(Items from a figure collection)
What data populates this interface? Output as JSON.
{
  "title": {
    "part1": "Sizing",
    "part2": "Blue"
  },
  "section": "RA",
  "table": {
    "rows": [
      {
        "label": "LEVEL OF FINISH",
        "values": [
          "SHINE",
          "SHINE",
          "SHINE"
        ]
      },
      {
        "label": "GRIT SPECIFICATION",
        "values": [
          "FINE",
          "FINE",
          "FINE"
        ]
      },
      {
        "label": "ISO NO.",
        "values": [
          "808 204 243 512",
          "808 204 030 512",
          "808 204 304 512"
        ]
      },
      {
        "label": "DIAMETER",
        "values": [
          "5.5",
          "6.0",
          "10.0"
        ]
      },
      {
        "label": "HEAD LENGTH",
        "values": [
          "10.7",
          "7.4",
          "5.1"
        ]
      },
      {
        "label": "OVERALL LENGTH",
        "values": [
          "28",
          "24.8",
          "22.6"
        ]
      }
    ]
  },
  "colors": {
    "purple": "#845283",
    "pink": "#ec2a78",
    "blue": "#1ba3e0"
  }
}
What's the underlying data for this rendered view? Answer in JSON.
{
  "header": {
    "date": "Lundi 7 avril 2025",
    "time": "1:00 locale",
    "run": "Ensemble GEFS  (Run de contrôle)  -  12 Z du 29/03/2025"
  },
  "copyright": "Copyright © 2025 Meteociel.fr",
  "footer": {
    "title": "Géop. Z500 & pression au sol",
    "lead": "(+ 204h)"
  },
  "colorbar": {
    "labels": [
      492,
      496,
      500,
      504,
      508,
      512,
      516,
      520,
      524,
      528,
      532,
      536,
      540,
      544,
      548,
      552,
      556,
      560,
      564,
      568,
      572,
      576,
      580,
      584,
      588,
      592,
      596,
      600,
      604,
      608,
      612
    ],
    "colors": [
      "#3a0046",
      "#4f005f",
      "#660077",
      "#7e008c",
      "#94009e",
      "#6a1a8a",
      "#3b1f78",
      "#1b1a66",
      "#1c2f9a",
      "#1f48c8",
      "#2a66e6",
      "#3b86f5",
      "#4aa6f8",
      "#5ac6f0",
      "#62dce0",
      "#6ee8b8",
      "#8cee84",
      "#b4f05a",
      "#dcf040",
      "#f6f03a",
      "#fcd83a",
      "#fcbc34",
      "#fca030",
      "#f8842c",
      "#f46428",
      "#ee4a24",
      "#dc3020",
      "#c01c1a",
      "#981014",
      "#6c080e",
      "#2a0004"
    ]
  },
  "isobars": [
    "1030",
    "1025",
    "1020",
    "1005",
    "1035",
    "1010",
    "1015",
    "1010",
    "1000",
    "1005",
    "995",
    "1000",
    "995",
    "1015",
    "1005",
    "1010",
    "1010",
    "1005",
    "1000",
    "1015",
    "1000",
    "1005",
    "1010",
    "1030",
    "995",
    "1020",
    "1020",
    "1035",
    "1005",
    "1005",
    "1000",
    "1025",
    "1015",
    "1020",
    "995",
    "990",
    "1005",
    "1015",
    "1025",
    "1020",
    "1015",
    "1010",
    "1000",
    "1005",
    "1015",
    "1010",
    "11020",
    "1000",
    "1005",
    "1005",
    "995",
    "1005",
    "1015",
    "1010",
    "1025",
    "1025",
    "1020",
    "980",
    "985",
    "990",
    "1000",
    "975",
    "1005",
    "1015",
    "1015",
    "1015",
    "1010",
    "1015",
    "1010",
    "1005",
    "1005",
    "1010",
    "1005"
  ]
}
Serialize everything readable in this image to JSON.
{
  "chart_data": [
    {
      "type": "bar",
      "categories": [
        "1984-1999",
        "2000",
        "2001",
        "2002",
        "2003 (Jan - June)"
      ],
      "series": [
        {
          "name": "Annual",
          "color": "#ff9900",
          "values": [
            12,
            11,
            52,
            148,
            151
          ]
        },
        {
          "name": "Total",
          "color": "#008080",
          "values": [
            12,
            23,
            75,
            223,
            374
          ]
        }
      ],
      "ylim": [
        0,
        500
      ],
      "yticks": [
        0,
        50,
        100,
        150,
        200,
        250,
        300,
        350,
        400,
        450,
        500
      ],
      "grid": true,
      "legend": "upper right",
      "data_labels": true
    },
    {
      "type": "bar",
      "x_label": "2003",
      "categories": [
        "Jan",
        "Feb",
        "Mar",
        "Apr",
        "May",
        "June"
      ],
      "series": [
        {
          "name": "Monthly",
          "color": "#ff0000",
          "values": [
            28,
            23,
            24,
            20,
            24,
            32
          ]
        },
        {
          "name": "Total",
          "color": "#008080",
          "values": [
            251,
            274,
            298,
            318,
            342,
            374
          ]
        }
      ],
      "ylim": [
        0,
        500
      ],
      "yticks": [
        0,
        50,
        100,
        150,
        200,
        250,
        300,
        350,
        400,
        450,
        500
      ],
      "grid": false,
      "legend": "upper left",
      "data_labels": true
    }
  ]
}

* _What is asked_
Select all lines with the word "LENGTH" from the entries above.

* _Result for this exercise_
        "label": "HEAD LENGTH",
        "label": "OVERALL LENGTH",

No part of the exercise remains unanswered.